** Begin ENTRIES SUPPLIED **

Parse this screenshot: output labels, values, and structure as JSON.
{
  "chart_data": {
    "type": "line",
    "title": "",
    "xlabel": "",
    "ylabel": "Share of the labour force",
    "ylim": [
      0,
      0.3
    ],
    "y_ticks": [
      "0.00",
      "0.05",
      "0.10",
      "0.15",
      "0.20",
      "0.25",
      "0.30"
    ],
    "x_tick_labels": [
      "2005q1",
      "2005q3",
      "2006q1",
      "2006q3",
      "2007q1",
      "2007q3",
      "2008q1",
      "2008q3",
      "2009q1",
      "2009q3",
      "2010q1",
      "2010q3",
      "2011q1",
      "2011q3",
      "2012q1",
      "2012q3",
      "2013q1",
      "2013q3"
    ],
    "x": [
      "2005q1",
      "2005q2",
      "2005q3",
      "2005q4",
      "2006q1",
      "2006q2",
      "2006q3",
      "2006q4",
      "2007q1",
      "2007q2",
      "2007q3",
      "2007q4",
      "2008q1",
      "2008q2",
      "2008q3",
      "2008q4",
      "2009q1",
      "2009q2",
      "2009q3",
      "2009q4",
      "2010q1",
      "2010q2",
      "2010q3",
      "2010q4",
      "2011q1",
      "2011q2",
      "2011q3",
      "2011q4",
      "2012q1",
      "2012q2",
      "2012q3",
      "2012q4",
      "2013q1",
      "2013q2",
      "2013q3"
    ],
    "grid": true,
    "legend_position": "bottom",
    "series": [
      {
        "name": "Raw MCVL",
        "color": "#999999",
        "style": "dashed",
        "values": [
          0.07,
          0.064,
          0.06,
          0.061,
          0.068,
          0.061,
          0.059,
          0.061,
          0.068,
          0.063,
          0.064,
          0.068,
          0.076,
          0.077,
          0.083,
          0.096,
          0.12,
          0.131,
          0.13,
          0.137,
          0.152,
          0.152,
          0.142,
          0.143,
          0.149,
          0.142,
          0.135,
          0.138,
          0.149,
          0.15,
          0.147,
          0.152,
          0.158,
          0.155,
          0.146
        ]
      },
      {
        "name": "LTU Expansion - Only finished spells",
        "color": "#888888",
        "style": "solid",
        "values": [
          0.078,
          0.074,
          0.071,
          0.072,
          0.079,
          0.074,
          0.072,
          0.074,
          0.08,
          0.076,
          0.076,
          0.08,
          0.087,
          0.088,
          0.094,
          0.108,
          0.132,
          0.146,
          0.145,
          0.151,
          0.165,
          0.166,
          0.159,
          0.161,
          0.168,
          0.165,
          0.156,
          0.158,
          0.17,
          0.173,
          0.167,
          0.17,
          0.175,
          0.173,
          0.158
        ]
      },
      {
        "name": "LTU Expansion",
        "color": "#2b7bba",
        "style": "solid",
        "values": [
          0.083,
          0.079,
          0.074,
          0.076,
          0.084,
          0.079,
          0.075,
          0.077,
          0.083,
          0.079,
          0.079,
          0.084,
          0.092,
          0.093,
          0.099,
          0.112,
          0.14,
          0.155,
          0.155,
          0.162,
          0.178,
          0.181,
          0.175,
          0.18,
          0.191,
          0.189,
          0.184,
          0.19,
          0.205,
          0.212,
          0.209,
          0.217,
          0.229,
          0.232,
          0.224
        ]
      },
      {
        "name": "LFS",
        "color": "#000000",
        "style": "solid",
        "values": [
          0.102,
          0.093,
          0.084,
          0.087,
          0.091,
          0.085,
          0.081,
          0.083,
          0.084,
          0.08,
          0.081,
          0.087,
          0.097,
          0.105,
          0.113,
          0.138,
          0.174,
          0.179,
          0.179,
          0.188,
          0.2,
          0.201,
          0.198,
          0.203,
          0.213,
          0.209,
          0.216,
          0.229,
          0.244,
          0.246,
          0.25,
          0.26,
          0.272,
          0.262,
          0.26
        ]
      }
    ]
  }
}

** End ENTRIES SUPPLIED **
** Begin ENTRIES SUPPLIED **

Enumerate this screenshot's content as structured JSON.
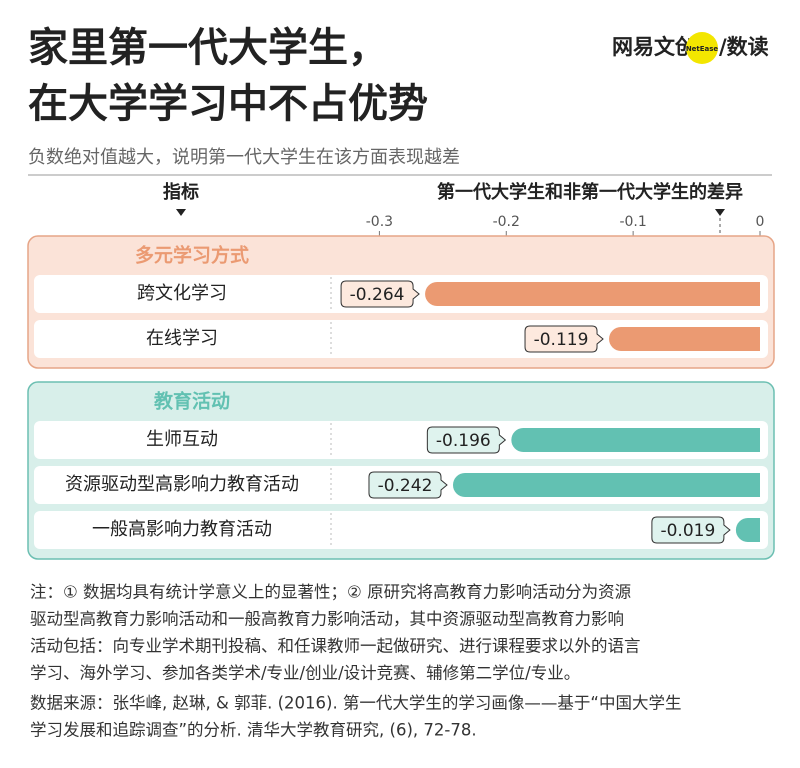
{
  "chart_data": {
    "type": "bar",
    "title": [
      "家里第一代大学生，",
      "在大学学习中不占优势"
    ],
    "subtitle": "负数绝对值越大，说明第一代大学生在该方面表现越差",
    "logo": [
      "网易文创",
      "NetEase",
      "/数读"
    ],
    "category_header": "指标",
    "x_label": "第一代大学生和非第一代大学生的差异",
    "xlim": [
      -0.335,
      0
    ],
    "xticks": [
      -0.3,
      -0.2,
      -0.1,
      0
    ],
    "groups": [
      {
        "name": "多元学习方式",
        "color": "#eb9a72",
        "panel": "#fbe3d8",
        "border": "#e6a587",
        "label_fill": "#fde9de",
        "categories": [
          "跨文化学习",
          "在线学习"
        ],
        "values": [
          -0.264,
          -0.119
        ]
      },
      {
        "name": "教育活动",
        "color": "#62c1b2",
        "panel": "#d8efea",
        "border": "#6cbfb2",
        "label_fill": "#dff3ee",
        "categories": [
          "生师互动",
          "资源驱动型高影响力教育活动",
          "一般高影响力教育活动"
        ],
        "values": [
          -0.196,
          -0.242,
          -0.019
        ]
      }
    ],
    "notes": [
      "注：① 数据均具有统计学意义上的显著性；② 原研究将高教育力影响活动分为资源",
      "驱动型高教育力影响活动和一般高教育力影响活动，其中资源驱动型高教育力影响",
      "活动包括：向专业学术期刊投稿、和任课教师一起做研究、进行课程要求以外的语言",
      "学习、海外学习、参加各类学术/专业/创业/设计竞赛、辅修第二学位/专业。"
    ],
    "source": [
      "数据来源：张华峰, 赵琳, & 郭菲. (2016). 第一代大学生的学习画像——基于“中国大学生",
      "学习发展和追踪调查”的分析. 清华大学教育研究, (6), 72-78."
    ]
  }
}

** End ENTRIES SUPPLIED **

▶ **GIVEN PROBLEM**: Find the lines above that include the string "name" and copy them.

▶ **REPLY TO THE TASK**:
        "name": "Raw MCVL",
        "name": "LTU Expansion - Only finished spells",
        "name": "LTU Expansion",
        "name": "LFS",
        "name": "多元学习方式",
        "name": "教育活动",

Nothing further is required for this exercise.